**Exercises**
A: According to the nematode species text, what is the origin of the species epithet "woaabi"?
B: Pick up the text on the Great Salt Lake nematode after its final sentence and continue it.

**Supplied passage**
Free-living species of nematode

Diplolaimelloides woaabi is a species of free-living, halophilic nematode within the family Monhysteridae. Described in 2025, it is the first nematode species identified as endemic to the Great Salt Lake in the U.S. state of Utah. As an extremophile, it is one of only three animal taxa known to inhabit the lake's hypersaline waters, alongside brine shrimp (Artemia) and brine flies (Ephydra). The species epithet is derived from "wo'aabi", the Shoshone word for "worm", chosen in consultation with and in honor of the Northwestern Band of the Shoshone Nation.

==Description==
Diplolaimelloides woaabi is a small, slender roundworm, typically measuring less than 1.5 mm in length. Its body plan is symmetrical and nearly cylindrical, tapering toward the tail. The cuticle is thin and smooth with subtle transverse striae. Distinctive morphological features include the presence of two ocelli (primitive eyespots), a bipartite buccal cavity consisting of a funnel-shaped anterior chamber and a reduced secondary cavity, and circular to cryptospiral amphidial fovea.

The species exhibits sexual dimorphism, particularly in the tail region. Females have a tail that tapers gradually, whereas the male tail narrows abruptly and is characterized by a prominent bursa. Males possess long, slightly curved double spicules with "halberd-like" sub-apical extensions and a funnel-shaped gubernaculum. The male genital papillae are arranged in a specific (2+2) pattern on the bursa, with an additional mid-ventral pre-cloacal papilla.

[Data records]
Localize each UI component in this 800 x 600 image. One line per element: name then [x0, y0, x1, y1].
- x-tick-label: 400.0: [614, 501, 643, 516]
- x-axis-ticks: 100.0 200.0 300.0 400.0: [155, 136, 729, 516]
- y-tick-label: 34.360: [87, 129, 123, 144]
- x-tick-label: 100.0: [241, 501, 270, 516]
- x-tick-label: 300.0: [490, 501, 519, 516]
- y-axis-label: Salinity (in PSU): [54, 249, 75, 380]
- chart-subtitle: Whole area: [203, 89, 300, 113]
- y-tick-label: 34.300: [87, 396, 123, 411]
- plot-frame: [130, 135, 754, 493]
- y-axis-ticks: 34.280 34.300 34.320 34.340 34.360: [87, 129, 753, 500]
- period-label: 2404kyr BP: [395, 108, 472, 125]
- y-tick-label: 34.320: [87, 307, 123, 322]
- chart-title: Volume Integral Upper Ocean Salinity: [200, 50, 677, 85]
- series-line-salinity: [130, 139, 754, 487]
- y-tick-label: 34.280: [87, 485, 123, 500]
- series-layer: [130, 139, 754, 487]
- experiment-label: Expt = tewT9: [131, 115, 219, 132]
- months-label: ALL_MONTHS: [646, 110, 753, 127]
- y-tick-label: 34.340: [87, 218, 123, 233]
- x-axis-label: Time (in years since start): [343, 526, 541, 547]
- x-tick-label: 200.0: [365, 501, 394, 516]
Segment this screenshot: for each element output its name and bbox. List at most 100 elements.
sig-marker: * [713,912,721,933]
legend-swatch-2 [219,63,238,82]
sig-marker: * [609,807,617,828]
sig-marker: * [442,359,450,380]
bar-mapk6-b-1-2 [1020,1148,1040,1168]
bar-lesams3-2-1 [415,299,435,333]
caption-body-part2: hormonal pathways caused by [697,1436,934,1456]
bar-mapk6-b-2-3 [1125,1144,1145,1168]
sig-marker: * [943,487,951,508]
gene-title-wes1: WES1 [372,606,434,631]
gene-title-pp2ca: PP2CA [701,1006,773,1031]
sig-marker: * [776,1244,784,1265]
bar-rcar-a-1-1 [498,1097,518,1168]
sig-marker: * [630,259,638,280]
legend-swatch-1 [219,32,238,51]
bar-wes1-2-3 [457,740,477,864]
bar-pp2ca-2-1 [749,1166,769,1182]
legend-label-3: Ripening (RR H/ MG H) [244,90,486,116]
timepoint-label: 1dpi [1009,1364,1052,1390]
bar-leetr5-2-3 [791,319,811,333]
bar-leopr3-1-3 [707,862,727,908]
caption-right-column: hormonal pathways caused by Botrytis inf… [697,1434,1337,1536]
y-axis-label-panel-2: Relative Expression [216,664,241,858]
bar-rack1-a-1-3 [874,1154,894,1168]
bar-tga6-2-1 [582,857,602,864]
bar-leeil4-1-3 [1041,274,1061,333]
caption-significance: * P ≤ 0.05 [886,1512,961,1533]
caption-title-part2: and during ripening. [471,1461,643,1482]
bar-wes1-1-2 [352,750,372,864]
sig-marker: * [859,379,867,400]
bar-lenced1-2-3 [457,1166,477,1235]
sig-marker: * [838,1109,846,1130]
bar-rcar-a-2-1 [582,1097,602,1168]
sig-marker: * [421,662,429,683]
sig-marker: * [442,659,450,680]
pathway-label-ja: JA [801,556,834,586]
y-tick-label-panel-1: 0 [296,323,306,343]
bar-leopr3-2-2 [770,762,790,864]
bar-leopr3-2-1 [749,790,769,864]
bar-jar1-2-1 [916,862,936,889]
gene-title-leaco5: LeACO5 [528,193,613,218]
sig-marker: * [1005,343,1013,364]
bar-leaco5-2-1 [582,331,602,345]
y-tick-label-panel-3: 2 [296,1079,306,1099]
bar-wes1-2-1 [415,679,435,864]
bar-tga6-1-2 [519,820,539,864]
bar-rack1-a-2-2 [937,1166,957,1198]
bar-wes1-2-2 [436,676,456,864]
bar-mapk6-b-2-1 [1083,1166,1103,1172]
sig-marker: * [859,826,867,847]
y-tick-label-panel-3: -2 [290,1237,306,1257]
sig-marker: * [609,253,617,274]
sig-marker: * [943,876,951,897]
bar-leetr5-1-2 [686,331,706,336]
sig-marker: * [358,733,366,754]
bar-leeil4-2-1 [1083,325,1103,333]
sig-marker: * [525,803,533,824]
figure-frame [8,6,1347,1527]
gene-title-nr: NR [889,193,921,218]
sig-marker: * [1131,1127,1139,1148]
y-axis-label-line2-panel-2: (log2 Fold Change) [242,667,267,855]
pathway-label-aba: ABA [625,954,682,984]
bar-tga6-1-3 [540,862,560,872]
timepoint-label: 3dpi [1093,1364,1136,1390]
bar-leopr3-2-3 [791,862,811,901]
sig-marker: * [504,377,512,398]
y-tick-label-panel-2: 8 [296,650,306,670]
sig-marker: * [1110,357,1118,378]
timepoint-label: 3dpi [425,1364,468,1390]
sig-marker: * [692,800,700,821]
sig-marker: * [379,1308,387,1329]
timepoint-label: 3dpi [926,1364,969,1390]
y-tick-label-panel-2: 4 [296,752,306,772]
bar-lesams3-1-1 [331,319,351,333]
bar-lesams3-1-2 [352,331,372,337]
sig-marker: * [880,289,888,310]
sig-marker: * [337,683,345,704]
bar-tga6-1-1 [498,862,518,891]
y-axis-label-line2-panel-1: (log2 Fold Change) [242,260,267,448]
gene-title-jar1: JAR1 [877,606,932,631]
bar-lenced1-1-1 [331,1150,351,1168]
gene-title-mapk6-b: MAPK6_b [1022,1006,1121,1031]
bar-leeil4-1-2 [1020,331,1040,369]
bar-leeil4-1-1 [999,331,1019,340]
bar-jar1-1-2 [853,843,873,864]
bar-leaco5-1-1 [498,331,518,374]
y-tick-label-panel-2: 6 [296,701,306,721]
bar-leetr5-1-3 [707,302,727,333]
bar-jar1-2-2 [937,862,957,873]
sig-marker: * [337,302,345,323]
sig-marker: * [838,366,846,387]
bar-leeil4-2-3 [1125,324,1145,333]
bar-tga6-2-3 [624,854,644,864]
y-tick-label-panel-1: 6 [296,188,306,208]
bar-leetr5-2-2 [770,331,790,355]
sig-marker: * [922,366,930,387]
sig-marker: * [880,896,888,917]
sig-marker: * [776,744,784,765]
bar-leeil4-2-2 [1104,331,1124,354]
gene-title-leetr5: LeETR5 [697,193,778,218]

**Outputs by task**
A: It comes from "wo'aabi", the Shoshone word for "worm".

B:
==Habitat and ecology==
Diplolaimelloides woaabi is primarily found inhabiting microbialites (lithified mounds formed by microbes) located on the lakebed of the Great Salt Lake. These microbialites serve as a refuge and a concentrated source of bacteria, which the nematodes consume. The species is largely restricted to the top few centimeters of the microbial mats.

D. woaabi is an extremophile that is highly adapted to hypersaline environments; specimens have been recovered from areas of the lake with salinity levels as high as 115 parts per thousand. The discovery of this new species, one of only two non-coastal members of the Diplolaimelloides genus, has led researchers to hypothesize that it is either a relict population isolated since the Cretaceous Period or was introduced to the Great Salt Lake via migratory birds.